**Exercise details:** Set every record down verbatim and omit the pictures.
========================================
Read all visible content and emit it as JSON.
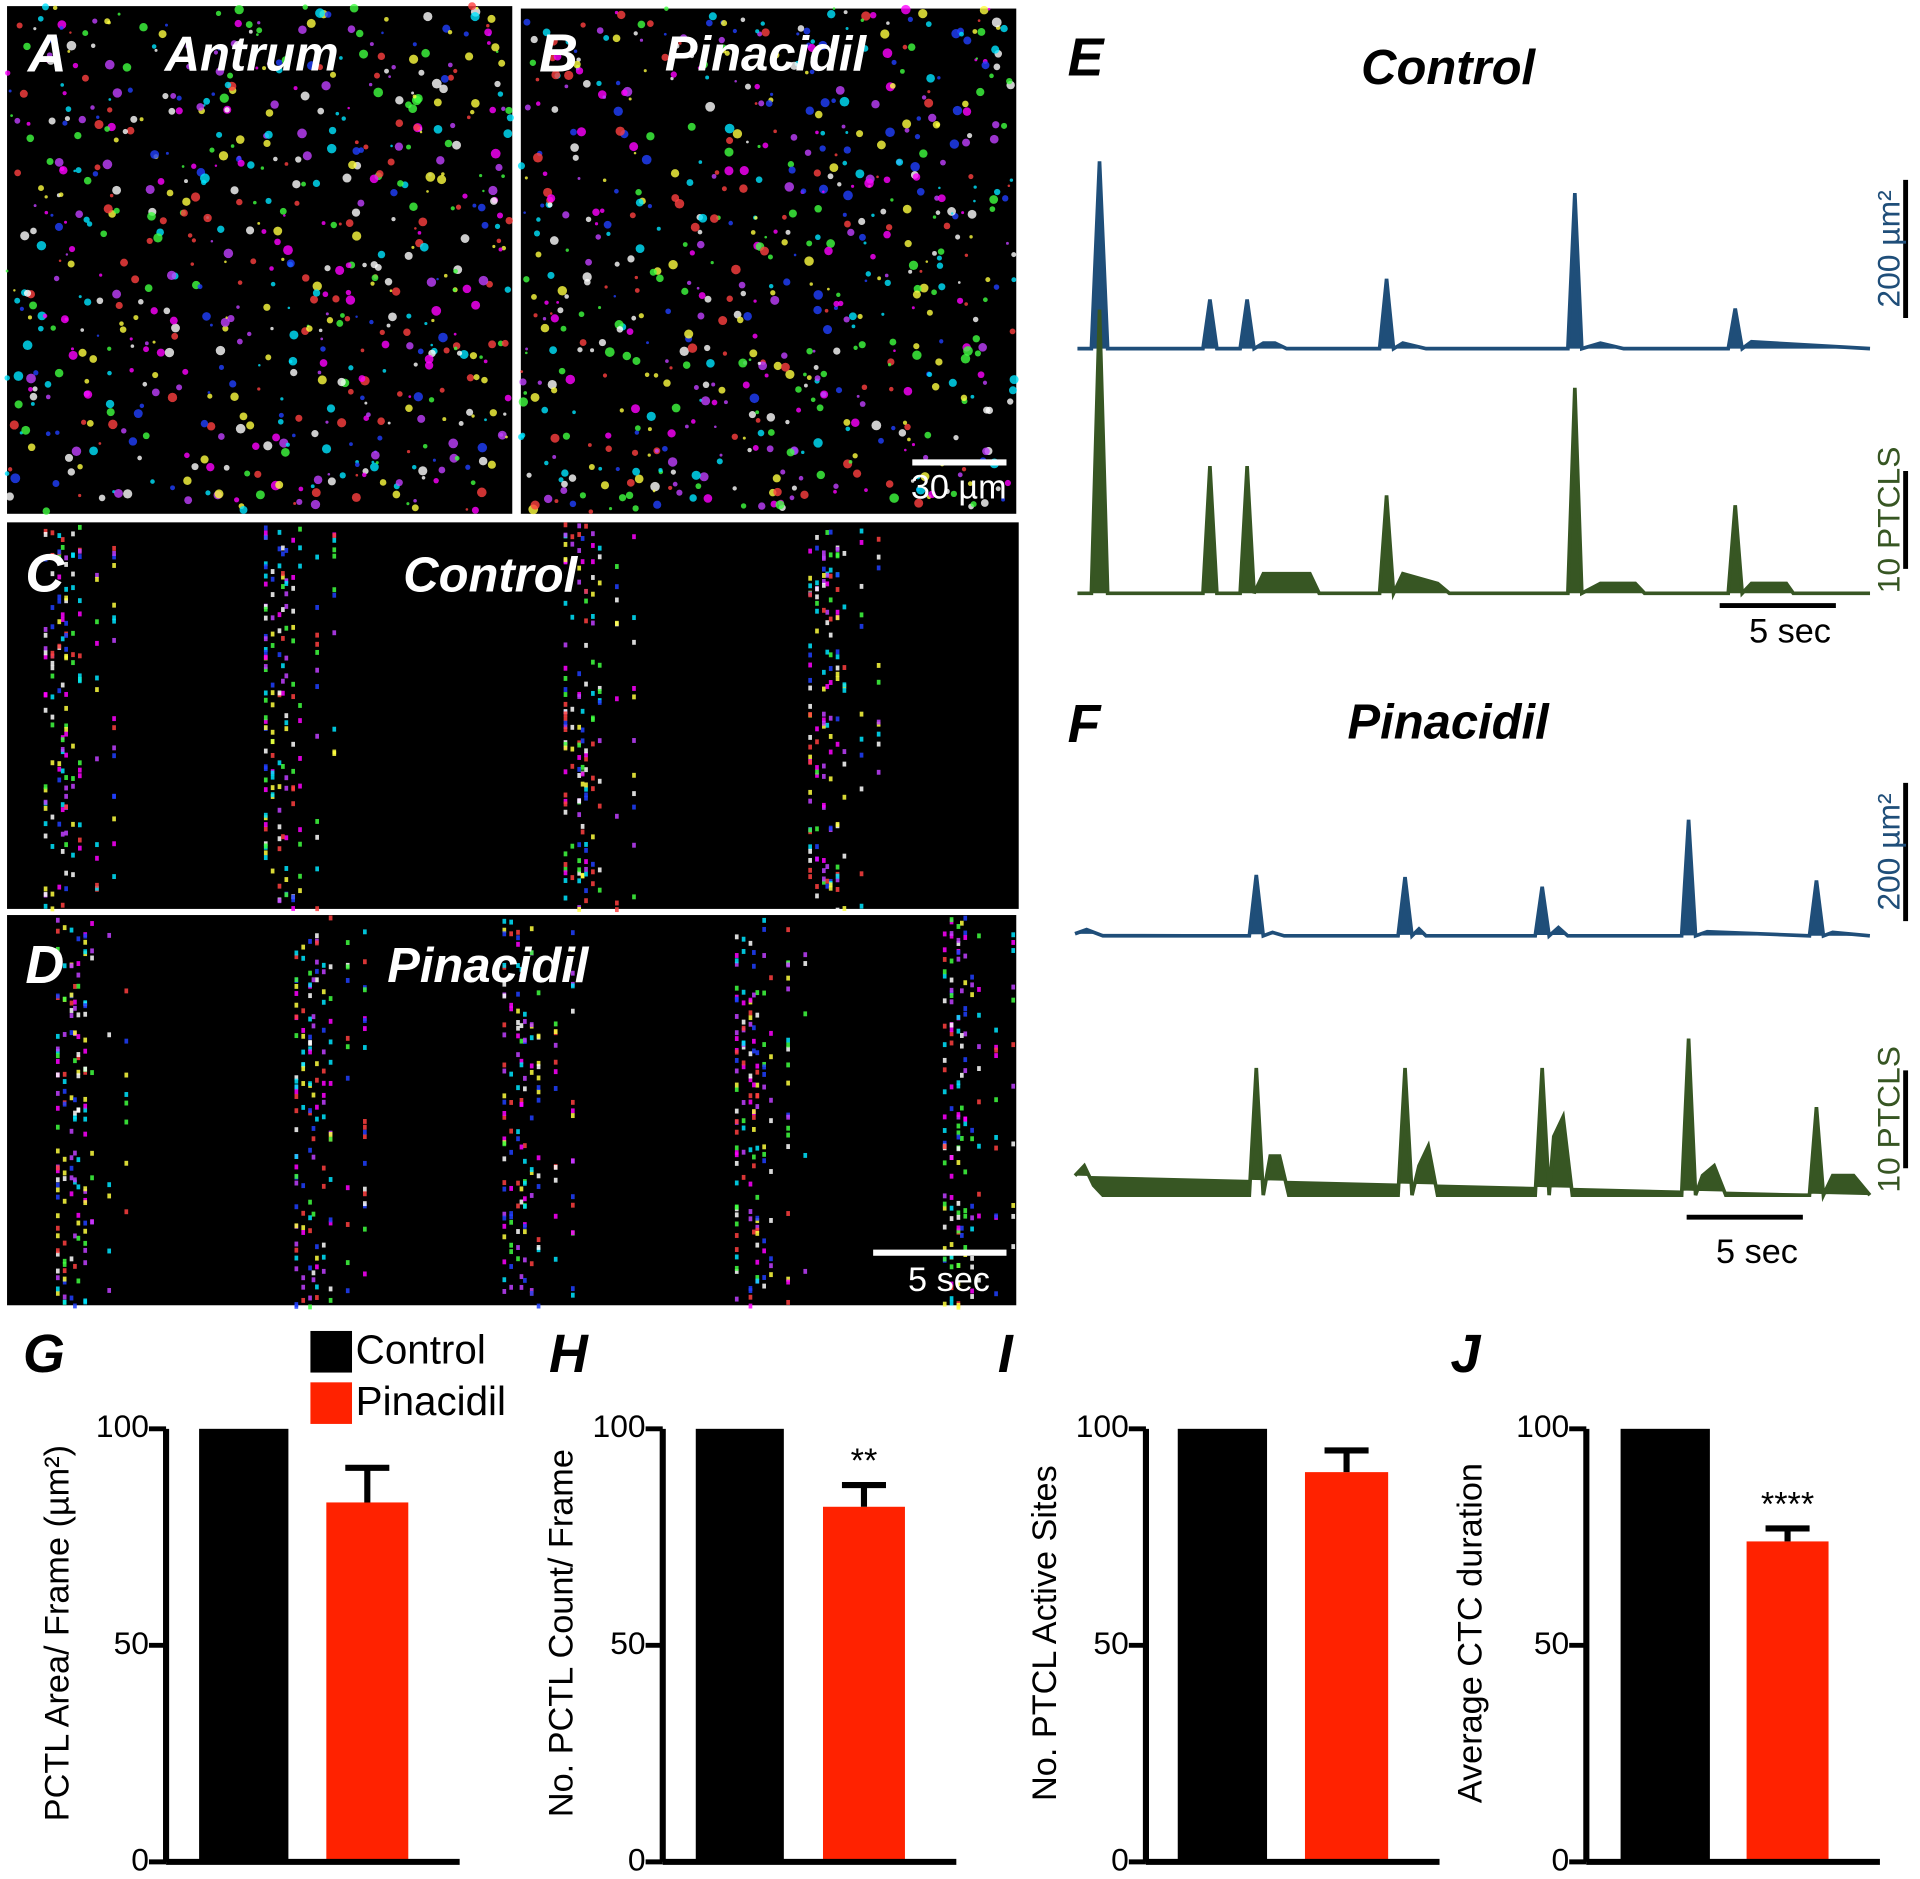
{
  "images": [
    {
      "panel": "A",
      "title": "Antrum"
    },
    {
      "panel": "B",
      "title": "Pinacidil",
      "scalebar": "30 µm"
    },
    {
      "panel": "C",
      "title": "Control"
    },
    {
      "panel": "D",
      "title": "Pinacidil",
      "scalebar": "5 sec"
    }
  ],
  "chart_data": [
    {
      "type": "line",
      "panel": "E",
      "title": "Control",
      "color": "#1f4e79",
      "x": [
        0,
        0.6,
        0.95,
        1.3,
        5.4,
        5.7,
        6.0,
        7.0,
        7.3,
        7.6,
        8.0,
        8.5,
        9.0,
        13.0,
        13.3,
        13.6,
        14.0,
        15.0,
        21.1,
        21.4,
        21.7,
        22.5,
        23.5,
        28.0,
        28.3,
        28.6,
        29.0,
        34.1
      ],
      "values": [
        0,
        0,
        271,
        0,
        0,
        71,
        0,
        0,
        71,
        0,
        8,
        8,
        0,
        0,
        101,
        0,
        8,
        0,
        0,
        225,
        0,
        8,
        0,
        0,
        58,
        0,
        10,
        0
      ],
      "scale_y": {
        "value": 200,
        "label": "200 µm²"
      }
    },
    {
      "type": "line",
      "color": "#375623",
      "x": [
        0,
        0.6,
        0.95,
        1.3,
        5.4,
        5.7,
        6.0,
        7.0,
        7.3,
        7.6,
        8.0,
        9.0,
        10.0,
        10.4,
        13.0,
        13.3,
        13.6,
        14.0,
        15.5,
        16.0,
        21.1,
        21.4,
        21.7,
        22.5,
        24.0,
        24.4,
        28.0,
        28.3,
        28.6,
        29.0,
        30.5,
        30.8,
        34.1
      ],
      "values": [
        0,
        0,
        29,
        0,
        0,
        13,
        0,
        0,
        13,
        0,
        2,
        2,
        2,
        0,
        0,
        10,
        0,
        2,
        1,
        0,
        0,
        21,
        0,
        1,
        1,
        0,
        0,
        9,
        0,
        1,
        1,
        0,
        0
      ],
      "scale_y": {
        "value": 10,
        "label": "10 PTCLS"
      },
      "scale_x": {
        "value": 5,
        "label": "5 sec"
      }
    },
    {
      "type": "line",
      "panel": "F",
      "title": "Pinacidil",
      "color": "#1f4e79",
      "x": [
        0,
        0.5,
        1.2,
        7.5,
        7.8,
        8.1,
        8.5,
        9.0,
        13.9,
        14.2,
        14.5,
        14.8,
        15.1,
        19.8,
        20.1,
        20.4,
        20.8,
        21.2,
        26.1,
        26.4,
        26.7,
        27.2,
        31.6,
        31.9,
        32.2,
        32.6,
        34.2
      ],
      "values": [
        3,
        9,
        0,
        0,
        88,
        0,
        5,
        0,
        0,
        85,
        0,
        10,
        0,
        0,
        71,
        0,
        12,
        0,
        0,
        168,
        0,
        6,
        0,
        80,
        0,
        5,
        0
      ],
      "scale_y": {
        "value": 200,
        "label": "200 µm²"
      }
    },
    {
      "type": "line",
      "color": "#375623",
      "x": [
        0,
        0.4,
        0.8,
        1.2,
        7.5,
        7.8,
        8.1,
        8.4,
        8.8,
        9.2,
        13.9,
        14.2,
        14.5,
        14.8,
        15.2,
        15.6,
        19.8,
        20.1,
        20.4,
        20.6,
        21.0,
        21.4,
        26.1,
        26.4,
        26.7,
        27.0,
        27.5,
        28.0,
        31.6,
        31.9,
        32.2,
        32.6,
        33.5,
        34.2
      ],
      "values": [
        2,
        3,
        1,
        0,
        0,
        13,
        0,
        4,
        4,
        0,
        0,
        13,
        0,
        3,
        5,
        0,
        0,
        13,
        0,
        6,
        8,
        0,
        0,
        16,
        0,
        2,
        3,
        0,
        0,
        9,
        0,
        2,
        2,
        0
      ],
      "scale_y": {
        "value": 10,
        "label": "10 PTCLS"
      },
      "scale_x": {
        "value": 5,
        "label": "5 sec"
      }
    },
    {
      "type": "bar",
      "panel": "G",
      "ylabel": "PCTL Area/ Frame (µm²)",
      "ylim": [
        0,
        100
      ],
      "yticks": [
        0,
        50,
        100
      ],
      "legend": true,
      "series": [
        {
          "name": "Control",
          "color": "#000000",
          "values": [
            100
          ]
        },
        {
          "name": "Pinacidil",
          "color": "#ff2200",
          "values": [
            83
          ],
          "errors": [
            8
          ]
        }
      ]
    },
    {
      "type": "bar",
      "panel": "H",
      "ylabel": "No. PCTL Count/ Frame",
      "ylim": [
        0,
        100
      ],
      "yticks": [
        0,
        50,
        100
      ],
      "annotation": "**",
      "series": [
        {
          "color": "#000000",
          "values": [
            100
          ]
        },
        {
          "color": "#ff2200",
          "values": [
            82
          ],
          "errors": [
            5
          ]
        }
      ]
    },
    {
      "type": "bar",
      "panel": "I",
      "ylabel": "No. PTCL Active Sites",
      "ylim": [
        0,
        100
      ],
      "yticks": [
        0,
        50,
        100
      ],
      "series": [
        {
          "color": "#000000",
          "values": [
            100
          ]
        },
        {
          "color": "#ff2200",
          "values": [
            90
          ],
          "errors": [
            5
          ]
        }
      ]
    },
    {
      "type": "bar",
      "panel": "J",
      "ylabel": "Average CTC duration",
      "ylim": [
        0,
        100
      ],
      "yticks": [
        0,
        50,
        100
      ],
      "annotation": "****",
      "series": [
        {
          "color": "#000000",
          "values": [
            100
          ]
        },
        {
          "color": "#ff2200",
          "values": [
            74
          ],
          "errors": [
            3
          ]
        }
      ]
    }
  ]
}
========================================
**Exercise response:**
Read all visible content and emit it as JSON.
{
  "images": [
    {
      "panel": "A",
      "title": "Antrum"
    },
    {
      "panel": "B",
      "title": "Pinacidil",
      "scalebar": "30 µm"
    },
    {
      "panel": "C",
      "title": "Control"
    },
    {
      "panel": "D",
      "title": "Pinacidil",
      "scalebar": "5 sec"
    }
  ],
  "chart_data": [
    {
      "type": "line",
      "panel": "E",
      "title": "Control",
      "color": "#1f4e79",
      "x": [
        0,
        0.6,
        0.95,
        1.3,
        5.4,
        5.7,
        6.0,
        7.0,
        7.3,
        7.6,
        8.0,
        8.5,
        9.0,
        13.0,
        13.3,
        13.6,
        14.0,
        15.0,
        21.1,
        21.4,
        21.7,
        22.5,
        23.5,
        28.0,
        28.3,
        28.6,
        29.0,
        34.1
      ],
      "values": [
        0,
        0,
        271,
        0,
        0,
        71,
        0,
        0,
        71,
        0,
        8,
        8,
        0,
        0,
        101,
        0,
        8,
        0,
        0,
        225,
        0,
        8,
        0,
        0,
        58,
        0,
        10,
        0
      ],
      "scale_y": {
        "value": 200,
        "label": "200 µm²"
      }
    },
    {
      "type": "line",
      "color": "#375623",
      "x": [
        0,
        0.6,
        0.95,
        1.3,
        5.4,
        5.7,
        6.0,
        7.0,
        7.3,
        7.6,
        8.0,
        9.0,
        10.0,
        10.4,
        13.0,
        13.3,
        13.6,
        14.0,
        15.5,
        16.0,
        21.1,
        21.4,
        21.7,
        22.5,
        24.0,
        24.4,
        28.0,
        28.3,
        28.6,
        29.0,
        30.5,
        30.8,
        34.1
      ],
      "values": [
        0,
        0,
        29,
        0,
        0,
        13,
        0,
        0,
        13,
        0,
        2,
        2,
        2,
        0,
        0,
        10,
        0,
        2,
        1,
        0,
        0,
        21,
        0,
        1,
        1,
        0,
        0,
        9,
        0,
        1,
        1,
        0,
        0
      ],
      "scale_y": {
        "value": 10,
        "label": "10 PTCLS"
      },
      "scale_x": {
        "value": 5,
        "label": "5 sec"
      }
    },
    {
      "type": "line",
      "panel": "F",
      "title": "Pinacidil",
      "color": "#1f4e79",
      "x": [
        0,
        0.5,
        1.2,
        7.5,
        7.8,
        8.1,
        8.5,
        9.0,
        13.9,
        14.2,
        14.5,
        14.8,
        15.1,
        19.8,
        20.1,
        20.4,
        20.8,
        21.2,
        26.1,
        26.4,
        26.7,
        27.2,
        31.6,
        31.9,
        32.2,
        32.6,
        34.2
      ],
      "values": [
        3,
        9,
        0,
        0,
        88,
        0,
        5,
        0,
        0,
        85,
        0,
        10,
        0,
        0,
        71,
        0,
        12,
        0,
        0,
        168,
        0,
        6,
        0,
        80,
        0,
        5,
        0
      ],
      "scale_y": {
        "value": 200,
        "label": "200 µm²"
      }
    },
    {
      "type": "line",
      "color": "#375623",
      "x": [
        0,
        0.4,
        0.8,
        1.2,
        7.5,
        7.8,
        8.1,
        8.4,
        8.8,
        9.2,
        13.9,
        14.2,
        14.5,
        14.8,
        15.2,
        15.6,
        19.8,
        20.1,
        20.4,
        20.6,
        21.0,
        21.4,
        26.1,
        26.4,
        26.7,
        27.0,
        27.5,
        28.0,
        31.6,
        31.9,
        32.2,
        32.6,
        33.5,
        34.2
      ],
      "values": [
        2,
        3,
        1,
        0,
        0,
        13,
        0,
        4,
        4,
        0,
        0,
        13,
        0,
        3,
        5,
        0,
        0,
        13,
        0,
        6,
        8,
        0,
        0,
        16,
        0,
        2,
        3,
        0,
        0,
        9,
        0,
        2,
        2,
        0
      ],
      "scale_y": {
        "value": 10,
        "label": "10 PTCLS"
      },
      "scale_x": {
        "value": 5,
        "label": "5 sec"
      }
    },
    {
      "type": "bar",
      "panel": "G",
      "ylabel": "PCTL Area/ Frame (µm²)",
      "ylim": [
        0,
        100
      ],
      "yticks": [
        0,
        50,
        100
      ],
      "legend": true,
      "series": [
        {
          "name": "Control",
          "color": "#000000",
          "values": [
            100
          ]
        },
        {
          "name": "Pinacidil",
          "color": "#ff2200",
          "values": [
            83
          ],
          "errors": [
            8
          ]
        }
      ]
    },
    {
      "type": "bar",
      "panel": "H",
      "ylabel": "No. PCTL Count/ Frame",
      "ylim": [
        0,
        100
      ],
      "yticks": [
        0,
        50,
        100
      ],
      "annotation": "**",
      "series": [
        {
          "color": "#000000",
          "values": [
            100
          ]
        },
        {
          "color": "#ff2200",
          "values": [
            82
          ],
          "errors": [
            5
          ]
        }
      ]
    },
    {
      "type": "bar",
      "panel": "I",
      "ylabel": "No. PTCL Active Sites",
      "ylim": [
        0,
        100
      ],
      "yticks": [
        0,
        50,
        100
      ],
      "series": [
        {
          "color": "#000000",
          "values": [
            100
          ]
        },
        {
          "color": "#ff2200",
          "values": [
            90
          ],
          "errors": [
            5
          ]
        }
      ]
    },
    {
      "type": "bar",
      "panel": "J",
      "ylabel": "Average CTC duration",
      "ylim": [
        0,
        100
      ],
      "yticks": [
        0,
        50,
        100
      ],
      "annotation": "****",
      "series": [
        {
          "color": "#000000",
          "values": [
            100
          ]
        },
        {
          "color": "#ff2200",
          "values": [
            74
          ],
          "errors": [
            3
          ]
        }
      ]
    }
  ]
}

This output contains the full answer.